Extracted data:
↓
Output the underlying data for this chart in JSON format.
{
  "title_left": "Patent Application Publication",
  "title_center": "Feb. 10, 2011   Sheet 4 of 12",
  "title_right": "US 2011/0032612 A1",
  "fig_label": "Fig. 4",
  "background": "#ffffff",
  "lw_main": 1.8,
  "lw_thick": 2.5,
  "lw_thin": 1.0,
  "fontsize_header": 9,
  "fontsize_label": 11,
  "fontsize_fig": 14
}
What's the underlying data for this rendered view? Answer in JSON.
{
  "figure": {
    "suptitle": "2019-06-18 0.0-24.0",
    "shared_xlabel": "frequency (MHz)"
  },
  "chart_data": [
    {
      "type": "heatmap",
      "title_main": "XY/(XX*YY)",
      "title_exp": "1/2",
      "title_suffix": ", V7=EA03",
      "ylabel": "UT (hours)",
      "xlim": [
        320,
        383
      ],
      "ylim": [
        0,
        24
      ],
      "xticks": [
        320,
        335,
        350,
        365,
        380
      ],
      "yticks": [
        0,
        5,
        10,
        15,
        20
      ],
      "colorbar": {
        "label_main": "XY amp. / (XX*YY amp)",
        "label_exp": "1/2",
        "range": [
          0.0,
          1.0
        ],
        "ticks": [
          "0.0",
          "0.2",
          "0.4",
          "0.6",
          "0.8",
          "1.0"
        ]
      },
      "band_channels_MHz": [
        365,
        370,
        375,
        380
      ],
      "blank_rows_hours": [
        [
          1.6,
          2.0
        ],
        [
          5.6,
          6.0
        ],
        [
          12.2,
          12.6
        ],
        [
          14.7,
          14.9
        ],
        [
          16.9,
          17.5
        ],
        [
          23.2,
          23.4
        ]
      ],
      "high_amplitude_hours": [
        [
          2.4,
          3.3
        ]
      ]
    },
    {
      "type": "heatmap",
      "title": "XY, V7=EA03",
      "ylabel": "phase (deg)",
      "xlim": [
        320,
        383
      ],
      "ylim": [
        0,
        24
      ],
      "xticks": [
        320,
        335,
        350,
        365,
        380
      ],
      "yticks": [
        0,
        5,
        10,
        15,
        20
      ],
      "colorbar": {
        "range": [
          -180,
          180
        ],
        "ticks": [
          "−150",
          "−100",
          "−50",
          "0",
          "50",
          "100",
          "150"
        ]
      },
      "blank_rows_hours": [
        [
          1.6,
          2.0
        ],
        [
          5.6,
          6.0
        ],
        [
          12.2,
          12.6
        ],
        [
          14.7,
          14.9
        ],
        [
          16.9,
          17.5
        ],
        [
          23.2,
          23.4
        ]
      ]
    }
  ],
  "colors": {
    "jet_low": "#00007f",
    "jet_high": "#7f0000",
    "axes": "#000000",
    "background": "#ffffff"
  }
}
↑
Given problem: Extract the full listing above without alteration.

Finished answer:
Output the underlying data for this chart in JSON format.
{
  "title_left": "Patent Application Publication",
  "title_center": "Feb. 10, 2011   Sheet 4 of 12",
  "title_right": "US 2011/0032612 A1",
  "fig_label": "Fig. 4",
  "background": "#ffffff",
  "lw_main": 1.8,
  "lw_thick": 2.5,
  "lw_thin": 1.0,
  "fontsize_header": 9,
  "fontsize_label": 11,
  "fontsize_fig": 14
}
What's the underlying data for this rendered view? Answer in JSON.
{
  "figure": {
    "suptitle": "2019-06-18 0.0-24.0",
    "shared_xlabel": "frequency (MHz)"
  },
  "chart_data": [
    {
      "type": "heatmap",
      "title_main": "XY/(XX*YY)",
      "title_exp": "1/2",
      "title_suffix": ", V7=EA03",
      "ylabel": "UT (hours)",
      "xlim": [
        320,
        383
      ],
      "ylim": [
        0,
        24
      ],
      "xticks": [
        320,
        335,
        350,
        365,
        380
      ],
      "yticks": [
        0,
        5,
        10,
        15,
        20
      ],
      "colorbar": {
        "label_main": "XY amp. / (XX*YY amp)",
        "label_exp": "1/2",
        "range": [
          0.0,
          1.0
        ],
        "ticks": [
          "0.0",
          "0.2",
          "0.4",
          "0.6",
          "0.8",
          "1.0"
        ]
      },
      "band_channels_MHz": [
        365,
        370,
        375,
        380
      ],
      "blank_rows_hours": [
        [
          1.6,
          2.0
        ],
        [
          5.6,
          6.0
        ],
        [
          12.2,
          12.6
        ],
        [
          14.7,
          14.9
        ],
        [
          16.9,
          17.5
        ],
        [
          23.2,
          23.4
        ]
      ],
      "high_amplitude_hours": [
        [
          2.4,
          3.3
        ]
      ]
    },
    {
      "type": "heatmap",
      "title": "XY, V7=EA03",
      "ylabel": "phase (deg)",
      "xlim": [
        320,
        383
      ],
      "ylim": [
        0,
        24
      ],
      "xticks": [
        320,
        335,
        350,
        365,
        380
      ],
      "yticks": [
        0,
        5,
        10,
        15,
        20
      ],
      "colorbar": {
        "range": [
          -180,
          180
        ],
        "ticks": [
          "−150",
          "−100",
          "−50",
          "0",
          "50",
          "100",
          "150"
        ]
      },
      "blank_rows_hours": [
        [
          1.6,
          2.0
        ],
        [
          5.6,
          6.0
        ],
        [
          12.2,
          12.6
        ],
        [
          14.7,
          14.9
        ],
        [
          16.9,
          17.5
        ],
        [
          23.2,
          23.4
        ]
      ]
    }
  ],
  "colors": {
    "jet_low": "#00007f",
    "jet_high": "#7f0000",
    "axes": "#000000",
    "background": "#ffffff"
  }
}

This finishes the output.